DOCUMENT SEGMENT:
Nicole and I bought two iPhones on iPhone Day, June 29. I ported my number from my old T-Mobile phone without incident. Nicole was not so lucky.
She wasn’t really trying to port a number at all; her old phone was with AT&T, and she just wanted to keep the same number while moving the whole business to our iPhone family account.
When she initially set up the phone in iTunes, it told her that there was a problem in transferring her number, and that she’d have to contact AT&T customer service; the phone was assigned a new number.
She contacted AT&T customer service using their online support system, which amounts to IRC with a terrible Java client. You’re stuffed into this channel with x other customers and an AT&T support guy. I suppose the idea is that a lot of people have the same questions, and that if you see yours asked and answered in there while you’re waiting, you can save some time.
This would work nicely — or at least not incredibly badly — if the AT&T guy had had any information, or if he had been able to do anything but trigger canned responses. It was one of those conversations like this:
customer1234: Are you a human, or a computer? I don’t think you read my message before sending that canned response, because it’s not relevant at all.
AT&T Steve: Thank you for using AT&T Wireless Chat Support. You will now be disconnected from this session. The chat window will remain open until you close it. For quick answers, make the new AT&T Mobility Help site your first stop. Visit http://help.sbcglobal.net where you’ll find pages of product information to assist you. Again, thank you for choosing Cingular Chat Support.
Ultimately, though, the guy sent a canned response to the effect that this was entirely beyond the capabilities of the chat support system, and that Nicole would have to call on the phone.
Since this was a Friday night, and since the least experienced people tend to work the Friday night and weekend shifts on customer support lines, she just forwarded her old phone to her new phone and decided to wait until Monday.
When she called on Monday, their call-handling system said that wait times were 21 minutes, so she decided to wait a few days and call back later.
With one thing and another, ‘a few days later’ wound up being Tuesday of this week. She was told that the problem was that there was still an AOL employee discount on the line, and that the number couldn’t be transferred with that in place.
Okay, so let’s remove that discount; Nicole doesn’t work at AOL any more anyway, and the discount was about $0.60 a month.
Well, they couldn’t do that, because there was something wrong with their computers. But — customer service win! — they’d call Nicole back Wednesday afternoon to take care of it. The important thing here is that they would call her back, rather than putting the burden on Nicole. As I said: customer service win.
Or it would have been, had AT&T actually called as promised. When she hadn’t heard from them by late Wednesday afternoon, Nicole called them. They were aware of the ticket and were able to remove the discount. At this point she was told, though, that it was impossible for her to transfer her number.

GIVEN TASK A: Format the rows starting at the one containing "header-line: Beanspruchungs- (983, 840, 1178, 866)" and ending at the one containing "document-title: Verleihungsurkunde (346, 165, 1278, 275)" as a Markdown table with the columns "No." and "Row", skipping any blank lines.

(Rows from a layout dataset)
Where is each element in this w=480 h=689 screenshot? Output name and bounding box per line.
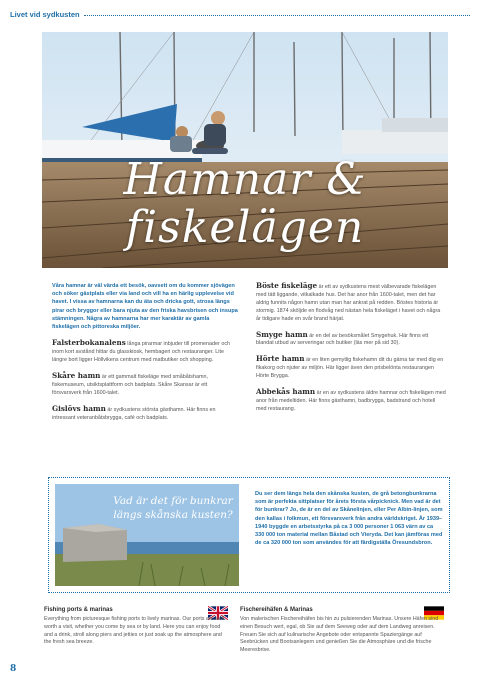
entry-text: är ett gammalt fiskeläge med småbåtshamn, fiskemuseum, utsiktsplattform och badplats. Skåre Skansar är ett försvarsverk från 1600-talet.	[52, 373, 208, 396]
entry-name: Skåre hamn	[52, 370, 101, 380]
entry-falsterbo	[52, 339, 238, 365]
entry-text: långa pirarmar inbjuder till promenader och inom kort avstånd hittar du glasskiosk, hembageri och restauranger. Lite längre bort ligger Höllvikens centrum med matbutiker och shopping.	[52, 341, 231, 364]
bunker-infobox	[48, 477, 450, 593]
page-number: 8	[10, 664, 17, 674]
german-summary	[240, 607, 444, 655]
entry-text: är en av sydkustens äldre hamnar och fiskelägen med anor från medeltiden. Här finns gästhamn, badbrygga, badstrand och hotell med restaurang.	[256, 390, 446, 412]
section-title: Livet vid sydkusten	[10, 9, 80, 19]
entry-name: Falsterbokanalens	[52, 338, 126, 348]
right-column	[256, 282, 446, 421]
entry-text: är en liten gemytlig fiskehamn dit du gärna tar med dig en fikakorg och njuter av miljön. Här ligger även den prisbelönta restaurangen Hörte Brygga.	[256, 357, 444, 380]
entry-boste	[256, 282, 446, 324]
infobox-text: Du ser dem längs hela den skånska kusten, de grå betongbunkrarna som är perfekta sittplatser för årets första vårpicknick. Men vad är det för bunkrar? Jo, de är en del av Skånelinjen, eller Per Albin-linjen, som den kallas i folkmun, ett försvarsverk från andra världskriget. År 1939–1940 byggde en arbetsstyrka på ca 3 000 personer 1 063 värn av ca 330 000 ton material mellan Båstad och Vieryda. Det kan jämföras med de ca 320 000 ton som användes för att färdigställa Öresundsbron.	[255, 491, 443, 547]
entry-smyge	[256, 331, 446, 349]
english-text: Everything from picturesque fishing ports to lively marinas. Our ports are well worth a visit, whether you come by sea or by land. Here you can enjoy food and a drink, stroll along piers and jetties or just soak up the atmosphere and the fresh sea breeze.	[44, 616, 225, 646]
hero-title-line2: fiskelägen	[125, 202, 365, 253]
header-divider	[84, 15, 470, 16]
entry-text: är en del av besöksmålet Smygehuk. Här finns ett blandat utbud av serveringar och butiker (läs mer på sid 30).	[256, 332, 429, 347]
entry-skare	[52, 372, 238, 398]
hero-photo	[42, 32, 448, 268]
entry-name: Smyge hamn	[256, 329, 308, 339]
entry-horte	[256, 355, 446, 381]
entry-text: är ett av sydkustens mest välbevarade fiskelägen med tätt liggande, vitkalkade hus. Det har anor från 1600-talet, men det har aldrig funnits någon hamn utan man har ankrat på redden. Böstes historia är stormig. 1874 sköljde en flodvåg ned nästan hela fiskeläget i havet och några år tidigare hade en svår brand härjat.	[256, 284, 441, 322]
entry-name: Abbekås hamn	[256, 387, 316, 397]
entry-text: är sydkustens största gästhamn. Här finns en intressant veteranbåtsbrygga, café och badplats.	[52, 406, 216, 421]
german-text: Von malerischen Fischereihäfen bis hin zu pulsierenden Marinas. Unsere Häfen sind einen Besuch wert, egal, ob Sie auf dem Seeweg oder auf dem Landweg anreisen. Freuen Sie sich auf kulinarische Angebote oder entspannte Spaziergänge auf Seebrücken und Bootsanlegern und genießen Sie die Atmosphäre und die frische Meeresbrise.	[240, 616, 439, 654]
english-title: Fishing ports & marinas	[44, 607, 113, 613]
hero-title	[42, 156, 448, 252]
english-summary	[44, 607, 230, 647]
left-column	[52, 282, 238, 429]
german-title: Fischereihäfen & Marinas	[240, 607, 313, 613]
entry-gislov	[52, 405, 238, 423]
bunker-photo	[55, 484, 239, 586]
intro-paragraph: Våra hamnar är väl värda ett besök, oavsett om du kommer sjövägen och söker gästplats eller via land och vill ha en härlig upplevelse vid havet. I vissa av hamnarna kan du äta och dricka gott, strosa längs pirar och bryggor eller bara njuta av den friska havsbrisen och insupa stämningen. Några av hamnarna har mer karaktär av gamla fiskelägen och pittoreska miljöer.	[52, 283, 238, 331]
infobox-image-title: Vad är det för bunkrar längs skånska kusten?	[113, 495, 233, 521]
hero-title-line1: Hamnar &	[123, 154, 367, 205]
entry-name: Böste fiskeläge	[256, 281, 318, 290]
section-header	[10, 8, 470, 20]
entry-name: Gislövs hamn	[52, 403, 106, 413]
entry-abbekas	[256, 388, 446, 414]
entry-name: Hörte hamn	[256, 354, 305, 364]
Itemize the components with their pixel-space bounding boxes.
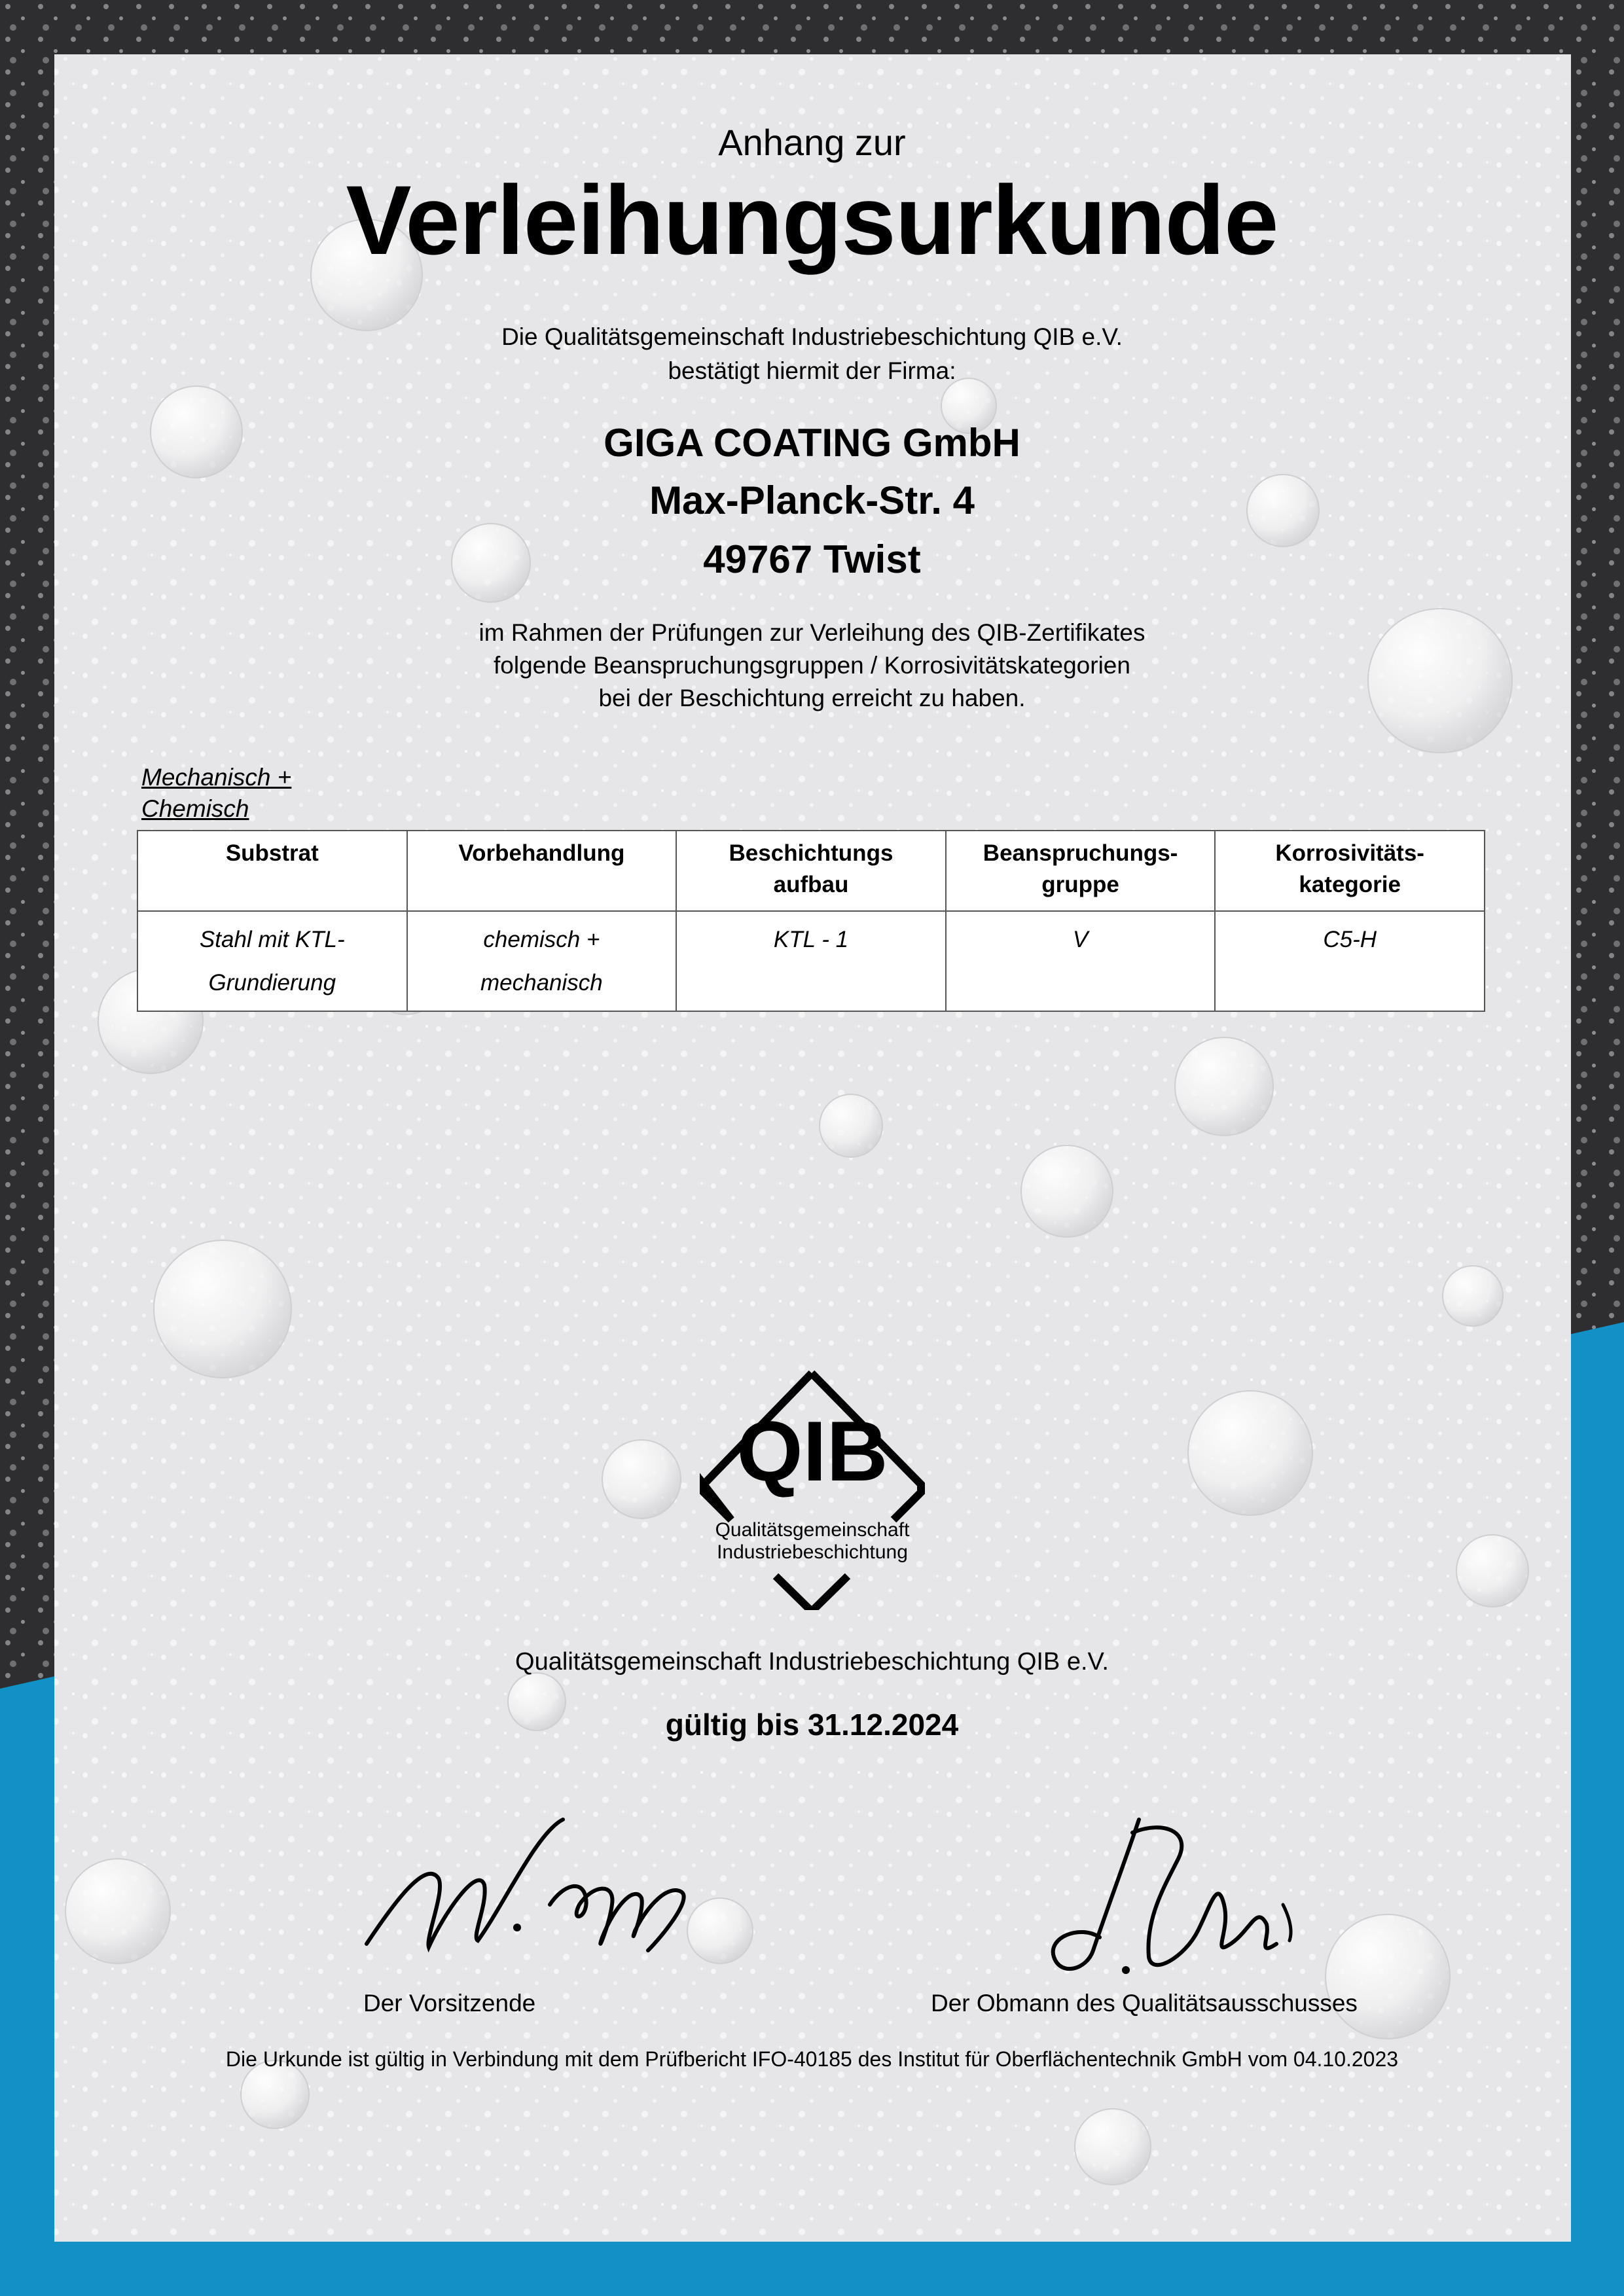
header-line: Beanspruchungs- (983, 840, 1178, 866)
category-line-2: Chemisch (141, 795, 249, 822)
cell-line: Grundierung (208, 970, 336, 996)
category-line-1: Mechanisch + (141, 764, 292, 791)
cell-vorbehandlung (407, 911, 677, 1011)
category-label (141, 762, 291, 825)
signature-committee-head-label: Der Obmann des Qualitätsausschusses (931, 1990, 1358, 2017)
header-beanspruchungsgruppe (946, 831, 1216, 911)
header-beschichtungsaufbau (676, 831, 946, 911)
header-line: Vorbehandlung (458, 840, 625, 866)
header-substrat (137, 831, 407, 911)
header-line: gruppe (1041, 872, 1119, 897)
document-title: Verleihungsurkunde (346, 165, 1278, 275)
document-subtitle: Anhang zur (718, 122, 906, 163)
signature-chairman-label: Der Vorsitzende (363, 1990, 536, 2017)
cell-line: Stahl mit KTL- (199, 927, 345, 952)
cell-line: V (1072, 927, 1089, 952)
cell-line: KTL - 1 (773, 927, 849, 952)
table-header-row (137, 831, 1485, 911)
header-line: Beschichtungs (729, 840, 893, 866)
qib-logo-line-2: Industriebeschichtung (717, 1541, 908, 1563)
intro-line-1: Die Qualitätsgemeinschaft Industriebeschichtung QIB e.V. (501, 323, 1123, 350)
intro-line-2: bestätigt hiermit der Firma: (668, 357, 956, 384)
statement-line-1: im Rahmen der Prüfungen zur Verleihung des QIB-Zertifikates (478, 619, 1146, 646)
company-city: 49767 Twist (703, 537, 921, 581)
cell-korrosivitaetskategorie (1215, 911, 1485, 1011)
company-name: GIGA COATING GmbH (604, 421, 1020, 465)
signature-committee-head (1034, 1806, 1309, 1990)
results-table (137, 830, 1485, 1012)
cell-line: mechanisch (480, 970, 603, 996)
header-korrosivitaetskategorie (1215, 831, 1485, 911)
cell-substrat (137, 911, 407, 1011)
cell-beschichtungsaufbau (676, 911, 946, 1011)
qib-logo-icon (691, 1368, 934, 1610)
qib-logo-line-1: Qualitätsgemeinschaft (715, 1519, 910, 1541)
cell-line: C5-H (1323, 927, 1377, 952)
header-line: aufbau (773, 872, 849, 897)
signature-chairman (353, 1806, 733, 1977)
valid-until: gültig bis 31.12.2024 (665, 1708, 959, 1742)
validity-footnote: Die Urkunde ist gültig in Verbindung mit dem Prüfbericht IFO-40185 des Institut für Oberflächentechnik GmbH vom 04.10.2023 (225, 2047, 1399, 2071)
header-line: kategorie (1299, 872, 1401, 897)
cell-line: chemisch + (483, 927, 600, 952)
organization-name: Qualitätsgemeinschaft Industriebeschichtung QIB e.V. (515, 1648, 1109, 1676)
table-row (137, 911, 1485, 1011)
statement-line-2: folgende Beanspruchungsgruppen / Korrosivitätskategorien (494, 652, 1130, 679)
header-line: Substrat (225, 840, 319, 866)
qib-logo-mark: QIB (736, 1403, 888, 1499)
header-vorbehandlung (407, 831, 677, 911)
cell-beanspruchungsgruppe (946, 911, 1216, 1011)
header-line: Korrosivitäts- (1275, 840, 1424, 866)
company-street: Max-Planck-Str. 4 (649, 478, 975, 522)
statement-line-3: bei der Beschichtung erreicht zu haben. (598, 685, 1026, 711)
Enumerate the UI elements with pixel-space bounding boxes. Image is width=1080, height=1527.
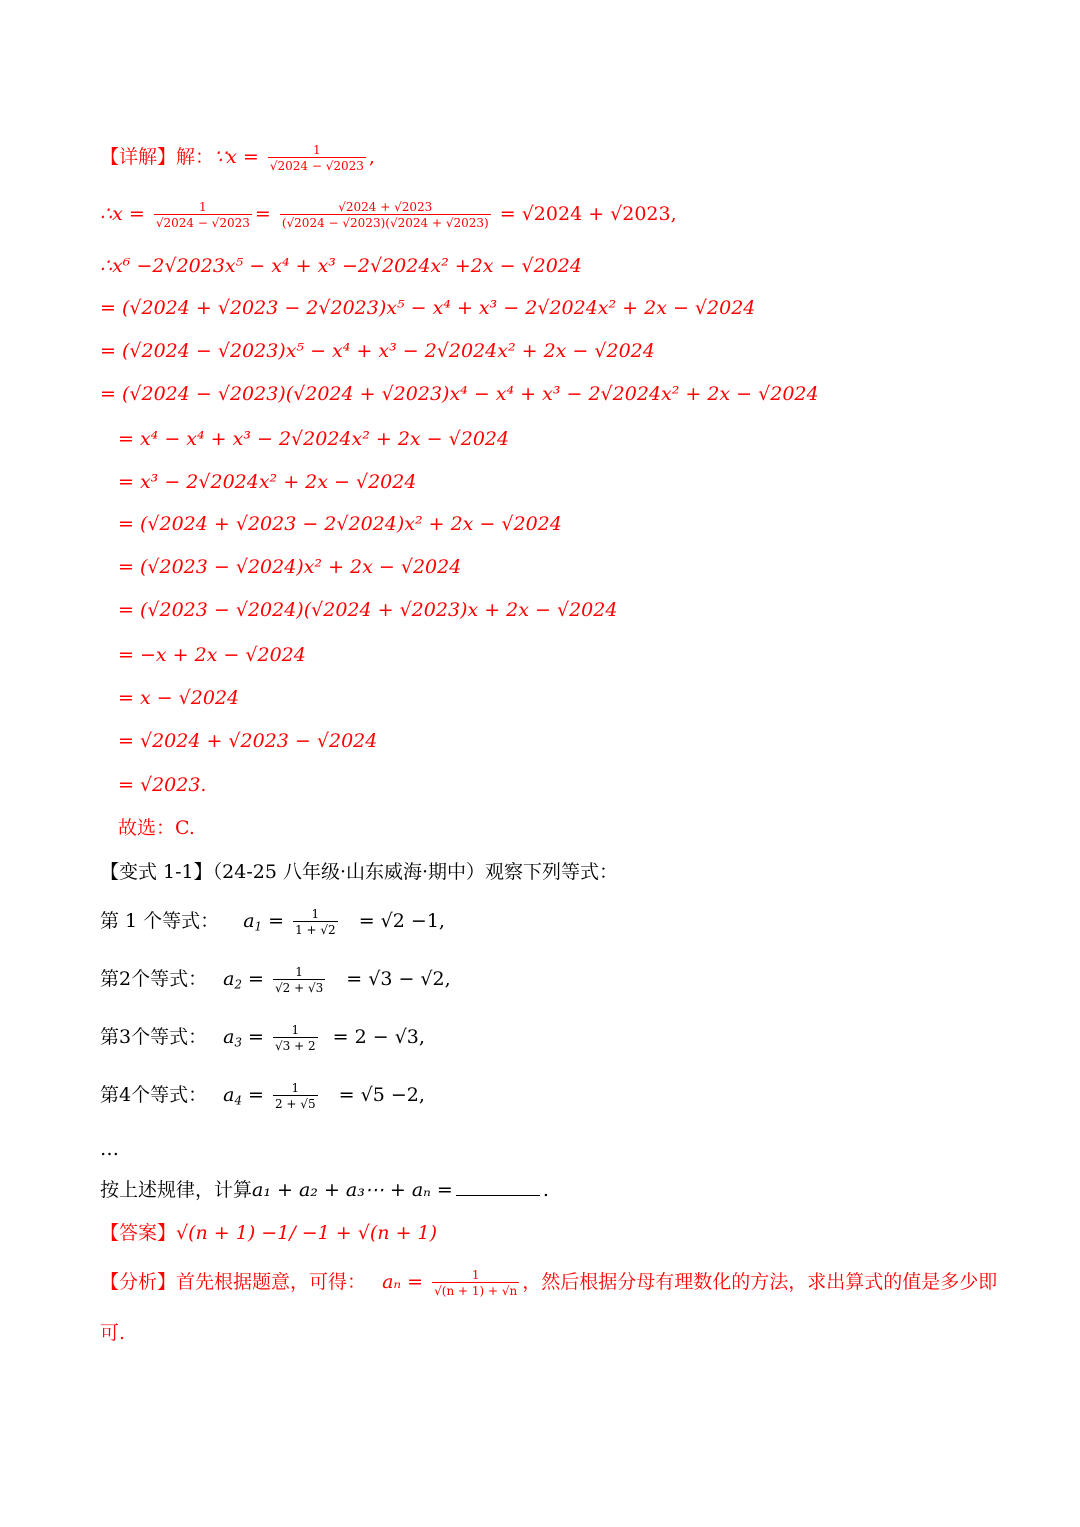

GIVEN TASK B: In the account of moving Nicole's number to the iPhone, what was she told on Tuesday was preventing the transfer?

ANSWER A:
| No. | Row |
|---|---|
| 1 | header-line: Beanspruchungs- (983, 840, 1178, 866) |
| 2 | category-line-2: Chemisch (141, 795, 249, 822) |
| 3 | cell-line: Grundierung (208, 970, 336, 996) |
| 4 | category-line-1: Mechanisch + (141, 764, 292, 791) |
| 5 | cell-vorbehandlung (407, 911, 677, 1011) |
| 6 | category-label (141, 762, 291, 825) |
| 7 | signature-committee-head-label: Der Obmann des Qualitätsausschusses (931, 1990, 1358, 2017) |
| 8 | header-beanspruchungsgruppe (946, 831, 1216, 911) |
| 9 | header-beschichtungsaufbau (676, 831, 946, 911) |
| 10 | header-line: Vorbehandlung (458, 840, 625, 866) |
| 11 | header-substrat (137, 831, 407, 911) |
| 12 | header-line: gruppe (1041, 872, 1119, 897) |
| 13 | document-title: Verleihungsurkunde (346, 165, 1278, 275) |

ANSWER B: An AOL employee discount was still on the line.